[Records from a dataset]
########

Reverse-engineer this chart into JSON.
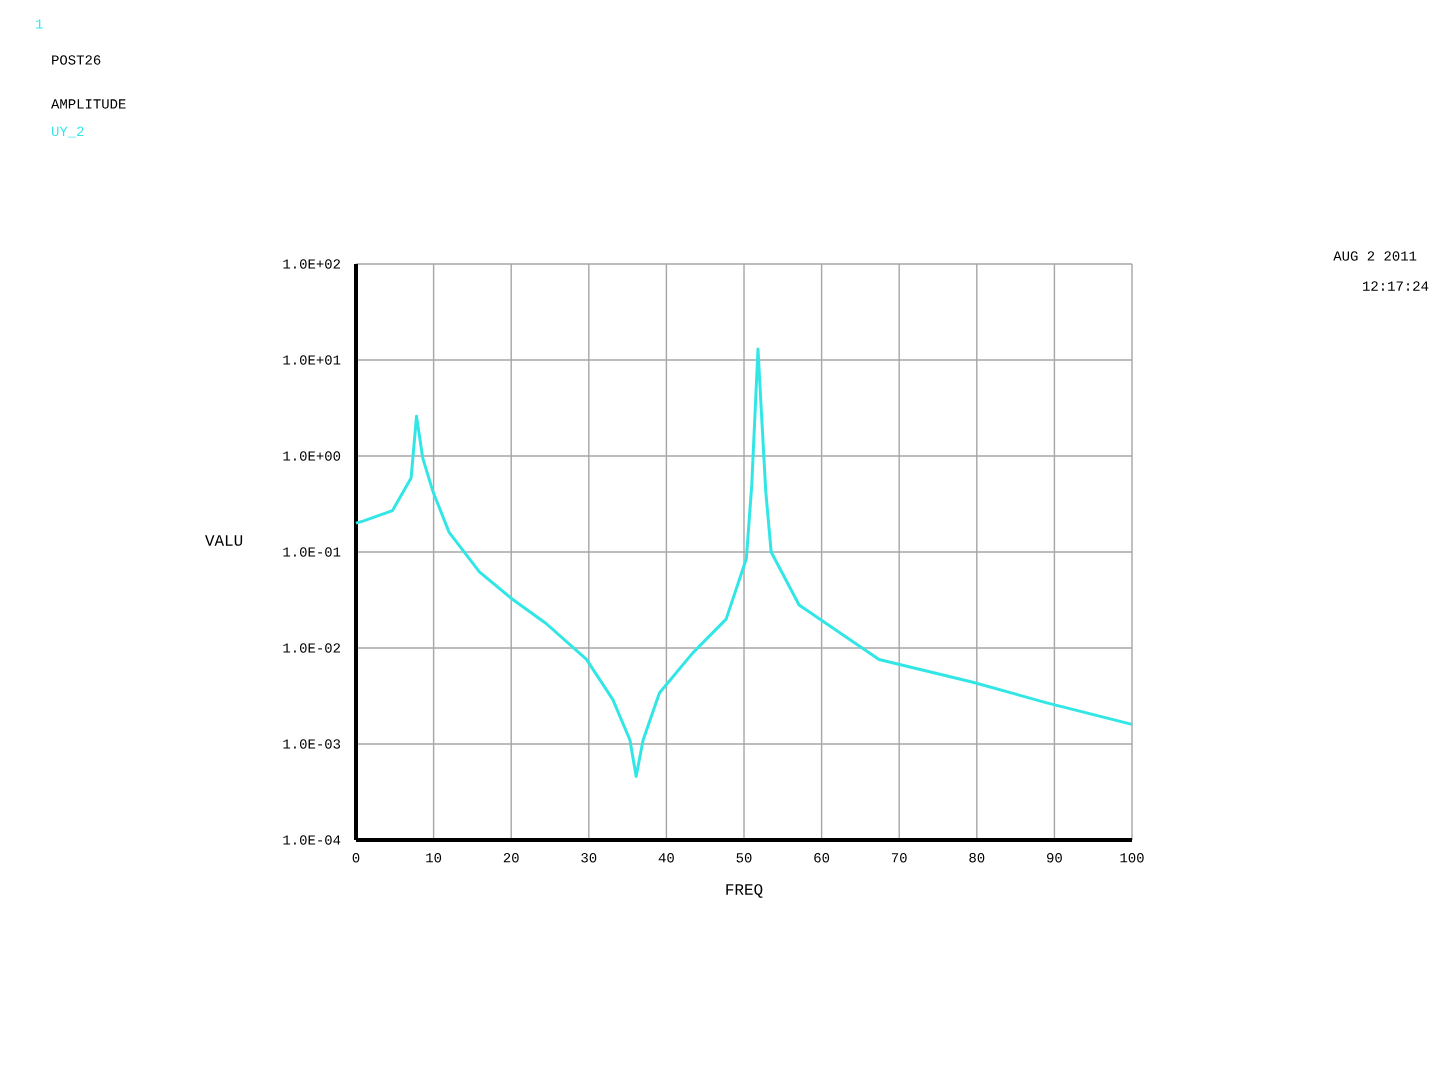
{
  "chart_data": {
    "type": "line",
    "xlabel": "FREQ",
    "ylabel": "VALU",
    "annotations": [
      "1",
      "POST26",
      "AMPLITUDE",
      "AUG  2 2011",
      "12:17:24"
    ],
    "log": "y",
    "grid": true,
    "marker": "none",
    "line_style": "solid",
    "xlim": [
      0,
      100
    ],
    "ylim": [
      0.0001,
      100
    ],
    "xticks": [
      0,
      10,
      20,
      30,
      40,
      50,
      60,
      70,
      80,
      90,
      100
    ],
    "yticks": [
      {
        "value": 0.0001,
        "label": "1.0E-04"
      },
      {
        "value": 0.001,
        "label": "1.0E-03"
      },
      {
        "value": 0.01,
        "label": "1.0E-02"
      },
      {
        "value": 0.1,
        "label": "1.0E-01"
      },
      {
        "value": 1,
        "label": "1.0E+00"
      },
      {
        "value": 10,
        "label": "1.0E+01"
      },
      {
        "value": 100,
        "label": "1.0E+02"
      }
    ],
    "series": [
      {
        "name": "UY_2",
        "color": "#33e6e6",
        "x": [
          0,
          0.9,
          4.7,
          7.1,
          7.8,
          8.6,
          9.9,
          12.0,
          15.9,
          20.2,
          24.5,
          29.7,
          33.1,
          35.3,
          36.1,
          37.0,
          39.1,
          43.4,
          47.7,
          50.3,
          51.0,
          51.8,
          52.8,
          53.5,
          57.1,
          62.3,
          67.4,
          79.5,
          88.9,
          100
        ],
        "values": [
          0.2,
          0.21,
          0.27,
          0.59,
          2.6,
          0.95,
          0.43,
          0.16,
          0.062,
          0.032,
          0.018,
          0.0076,
          0.0029,
          0.0011,
          0.00046,
          0.0011,
          0.0034,
          0.0089,
          0.02,
          0.085,
          0.5,
          13,
          0.43,
          0.1,
          0.028,
          0.0145,
          0.0076,
          0.0044,
          0.0027,
          0.0016
        ]
      }
    ]
  }
}
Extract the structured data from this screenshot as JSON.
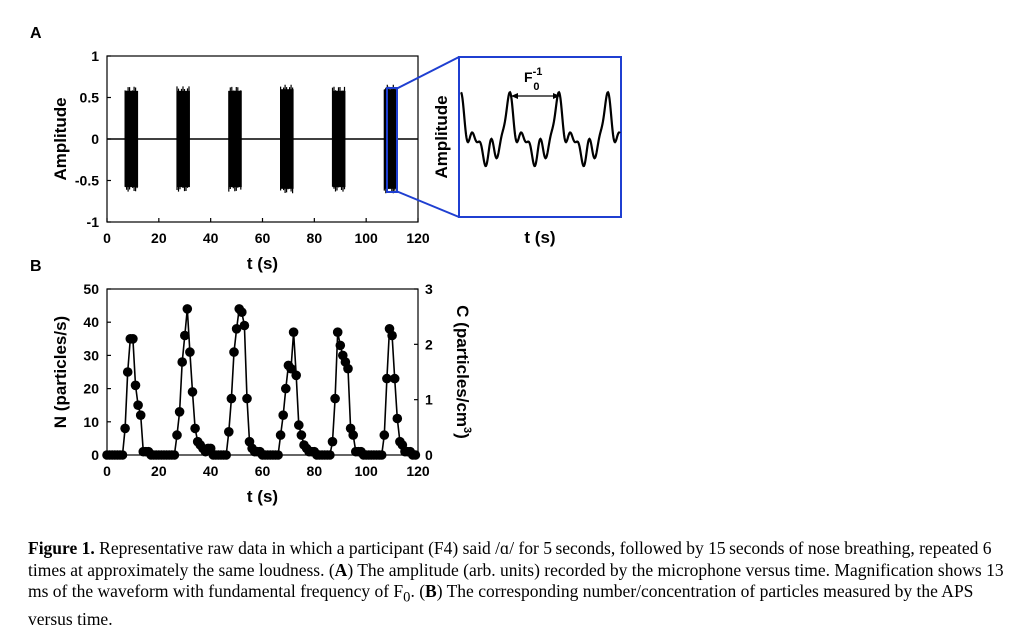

########

_Written task_
Quote the material in full and exactly; do not carry over its pictures.

_Reply to the exercise_
Reverse-engineer this chart into JSON.
{
  "chart_data": {
    "type": "line",
    "xlabel": "FREQ",
    "ylabel": "VALU",
    "annotations": [
      "1",
      "POST26",
      "AMPLITUDE",
      "AUG  2 2011",
      "12:17:24"
    ],
    "log": "y",
    "grid": true,
    "marker": "none",
    "line_style": "solid",
    "xlim": [
      0,
      100
    ],
    "ylim": [
      0.0001,
      100
    ],
    "xticks": [
      0,
      10,
      20,
      30,
      40,
      50,
      60,
      70,
      80,
      90,
      100
    ],
    "yticks": [
      {
        "value": 0.0001,
        "label": "1.0E-04"
      },
      {
        "value": 0.001,
        "label": "1.0E-03"
      },
      {
        "value": 0.01,
        "label": "1.0E-02"
      },
      {
        "value": 0.1,
        "label": "1.0E-01"
      },
      {
        "value": 1,
        "label": "1.0E+00"
      },
      {
        "value": 10,
        "label": "1.0E+01"
      },
      {
        "value": 100,
        "label": "1.0E+02"
      }
    ],
    "series": [
      {
        "name": "UY_2",
        "color": "#33e6e6",
        "x": [
          0,
          0.9,
          4.7,
          7.1,
          7.8,
          8.6,
          9.9,
          12.0,
          15.9,
          20.2,
          24.5,
          29.7,
          33.1,
          35.3,
          36.1,
          37.0,
          39.1,
          43.4,
          47.7,
          50.3,
          51.0,
          51.8,
          52.8,
          53.5,
          57.1,
          62.3,
          67.4,
          79.5,
          88.9,
          100
        ],
        "values": [
          0.2,
          0.21,
          0.27,
          0.59,
          2.6,
          0.95,
          0.43,
          0.16,
          0.062,
          0.032,
          0.018,
          0.0076,
          0.0029,
          0.0011,
          0.00046,
          0.0011,
          0.0034,
          0.0089,
          0.02,
          0.085,
          0.5,
          13,
          0.43,
          0.1,
          0.028,
          0.0145,
          0.0076,
          0.0044,
          0.0027,
          0.0016
        ]
      }
    ]
  }
}
Extract the structured data from this screenshot as JSON.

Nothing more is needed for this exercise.